TASK DESCRIPTION: Your task is to quote the material that follows, in full and exactly.

INPUT DATA:
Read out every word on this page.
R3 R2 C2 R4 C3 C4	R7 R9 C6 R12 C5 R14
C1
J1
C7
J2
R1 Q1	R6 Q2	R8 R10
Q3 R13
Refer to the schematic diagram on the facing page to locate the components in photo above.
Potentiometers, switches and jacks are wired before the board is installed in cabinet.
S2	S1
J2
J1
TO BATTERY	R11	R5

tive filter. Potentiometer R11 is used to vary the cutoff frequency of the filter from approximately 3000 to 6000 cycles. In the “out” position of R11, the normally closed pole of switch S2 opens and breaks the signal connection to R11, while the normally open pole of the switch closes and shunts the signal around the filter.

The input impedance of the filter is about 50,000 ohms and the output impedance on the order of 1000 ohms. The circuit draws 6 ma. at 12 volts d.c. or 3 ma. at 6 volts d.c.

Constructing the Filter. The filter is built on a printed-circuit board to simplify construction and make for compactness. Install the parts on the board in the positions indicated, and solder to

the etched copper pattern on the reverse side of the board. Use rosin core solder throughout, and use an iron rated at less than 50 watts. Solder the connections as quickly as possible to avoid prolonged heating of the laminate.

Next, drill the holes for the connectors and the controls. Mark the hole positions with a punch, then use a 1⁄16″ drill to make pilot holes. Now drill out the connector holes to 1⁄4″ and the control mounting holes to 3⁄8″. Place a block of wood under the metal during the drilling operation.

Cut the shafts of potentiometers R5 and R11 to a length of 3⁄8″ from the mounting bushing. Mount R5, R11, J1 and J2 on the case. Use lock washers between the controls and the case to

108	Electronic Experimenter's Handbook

EXERCISE RESPONSE:
Read out every word on this page.
R3 R2 C2 R4 C3 C4	R7 R9 C6 R12 C5 R14
C1
J1
C7
J2
R1 Q1	R6 Q2	R8 R10
Q3 R13
Refer to the schematic diagram on the facing page to locate the components in photo above.
Potentiometers, switches and jacks are wired before the board is installed in cabinet.
S2	S1
J2
J1
TO BATTERY	R11	R5

tive filter. Potentiometer R11 is used to vary the cutoff frequency of the filter from approximately 3000 to 6000 cycles. In the “out” position of R11, the normally closed pole of switch S2 opens and breaks the signal connection to R11, while the normally open pole of the switch closes and shunts the signal around the filter.

The input impedance of the filter is about 50,000 ohms and the output impedance on the order of 1000 ohms. The circuit draws 6 ma. at 12 volts d.c. or 3 ma. at 6 volts d.c.

Constructing the Filter. The filter is built on a printed-circuit board to simplify construction and make for compactness. Install the parts on the board in the positions indicated, and solder to

the etched copper pattern on the reverse side of the board. Use rosin core solder throughout, and use an iron rated at less than 50 watts. Solder the connections as quickly as possible to avoid prolonged heating of the laminate.

Next, drill the holes for the connectors and the controls. Mark the hole positions with a punch, then use a 1⁄16″ drill to make pilot holes. Now drill out the connector holes to 1⁄4″ and the control mounting holes to 3⁄8″. Place a block of wood under the metal during the drilling operation.

Cut the shafts of potentiometers R5 and R11 to a length of 3⁄8″ from the mounting bushing. Mount R5, R11, J1 and J2 on the case. Use lock washers between the controls and the case to

108	Electronic Experimenter's Handbook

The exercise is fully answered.